Dataset excerpts:
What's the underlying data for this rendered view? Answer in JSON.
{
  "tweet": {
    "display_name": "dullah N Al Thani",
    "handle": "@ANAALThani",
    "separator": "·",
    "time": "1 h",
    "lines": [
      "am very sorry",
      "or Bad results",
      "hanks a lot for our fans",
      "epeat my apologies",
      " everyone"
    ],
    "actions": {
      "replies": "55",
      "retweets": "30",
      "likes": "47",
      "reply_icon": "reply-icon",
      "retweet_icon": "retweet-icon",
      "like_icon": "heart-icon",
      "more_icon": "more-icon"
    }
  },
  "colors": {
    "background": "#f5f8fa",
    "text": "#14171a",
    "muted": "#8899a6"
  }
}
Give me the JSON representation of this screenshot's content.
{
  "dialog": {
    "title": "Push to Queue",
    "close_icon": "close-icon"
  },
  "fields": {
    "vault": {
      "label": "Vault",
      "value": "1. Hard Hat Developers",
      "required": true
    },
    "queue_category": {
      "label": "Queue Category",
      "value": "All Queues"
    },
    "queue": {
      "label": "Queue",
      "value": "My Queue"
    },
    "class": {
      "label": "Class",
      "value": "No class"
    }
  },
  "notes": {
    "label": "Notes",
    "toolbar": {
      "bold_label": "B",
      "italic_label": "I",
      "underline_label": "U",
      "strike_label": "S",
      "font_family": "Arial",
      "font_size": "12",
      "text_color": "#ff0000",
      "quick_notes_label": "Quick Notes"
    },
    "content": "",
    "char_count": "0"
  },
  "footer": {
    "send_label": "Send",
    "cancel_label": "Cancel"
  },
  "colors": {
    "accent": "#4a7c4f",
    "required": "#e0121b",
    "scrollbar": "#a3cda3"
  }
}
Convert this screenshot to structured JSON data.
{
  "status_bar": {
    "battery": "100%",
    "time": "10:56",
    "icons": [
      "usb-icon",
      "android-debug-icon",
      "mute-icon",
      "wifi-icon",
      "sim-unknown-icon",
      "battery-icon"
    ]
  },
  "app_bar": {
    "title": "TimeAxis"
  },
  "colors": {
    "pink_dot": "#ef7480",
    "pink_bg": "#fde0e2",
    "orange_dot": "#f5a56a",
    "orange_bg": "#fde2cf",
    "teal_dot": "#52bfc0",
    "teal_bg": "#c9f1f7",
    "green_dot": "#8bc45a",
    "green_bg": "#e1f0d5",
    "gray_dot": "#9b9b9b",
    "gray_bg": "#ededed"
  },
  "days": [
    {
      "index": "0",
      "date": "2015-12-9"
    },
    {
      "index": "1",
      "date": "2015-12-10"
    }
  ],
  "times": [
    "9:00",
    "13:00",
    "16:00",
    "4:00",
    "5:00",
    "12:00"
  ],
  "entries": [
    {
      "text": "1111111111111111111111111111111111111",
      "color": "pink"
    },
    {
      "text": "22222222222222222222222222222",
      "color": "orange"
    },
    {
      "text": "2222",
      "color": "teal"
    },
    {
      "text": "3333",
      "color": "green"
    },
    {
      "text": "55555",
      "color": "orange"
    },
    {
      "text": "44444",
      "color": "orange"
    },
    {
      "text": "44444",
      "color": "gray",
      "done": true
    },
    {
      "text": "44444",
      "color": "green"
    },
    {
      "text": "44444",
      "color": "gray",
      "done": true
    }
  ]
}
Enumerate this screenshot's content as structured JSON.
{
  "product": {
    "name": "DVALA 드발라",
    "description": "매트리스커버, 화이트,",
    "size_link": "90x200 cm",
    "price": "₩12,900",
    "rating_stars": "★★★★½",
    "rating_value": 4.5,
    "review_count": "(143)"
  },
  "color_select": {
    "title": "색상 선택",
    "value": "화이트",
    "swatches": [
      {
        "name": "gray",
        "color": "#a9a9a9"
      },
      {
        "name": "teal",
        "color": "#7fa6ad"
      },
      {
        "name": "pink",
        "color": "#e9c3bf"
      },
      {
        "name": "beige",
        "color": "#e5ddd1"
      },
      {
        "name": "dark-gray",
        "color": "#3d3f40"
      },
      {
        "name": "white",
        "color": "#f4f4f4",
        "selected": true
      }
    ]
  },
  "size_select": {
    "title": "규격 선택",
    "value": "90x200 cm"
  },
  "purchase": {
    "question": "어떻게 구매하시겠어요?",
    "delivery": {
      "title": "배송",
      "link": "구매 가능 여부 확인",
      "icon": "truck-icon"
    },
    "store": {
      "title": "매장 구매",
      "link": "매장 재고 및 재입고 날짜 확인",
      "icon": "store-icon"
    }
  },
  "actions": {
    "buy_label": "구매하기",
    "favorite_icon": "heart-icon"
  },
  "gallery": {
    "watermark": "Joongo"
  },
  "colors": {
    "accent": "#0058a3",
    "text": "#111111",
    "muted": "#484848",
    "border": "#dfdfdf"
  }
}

### WRITTEN EXERCISE
Write down every line of the data above that includes the string "screenshot".

### TASK RESPONSE
Give me the JSON representation of this screenshot's content.
Convert this screenshot to structured JSON data.
Enumerate this screenshot's content as structured JSON.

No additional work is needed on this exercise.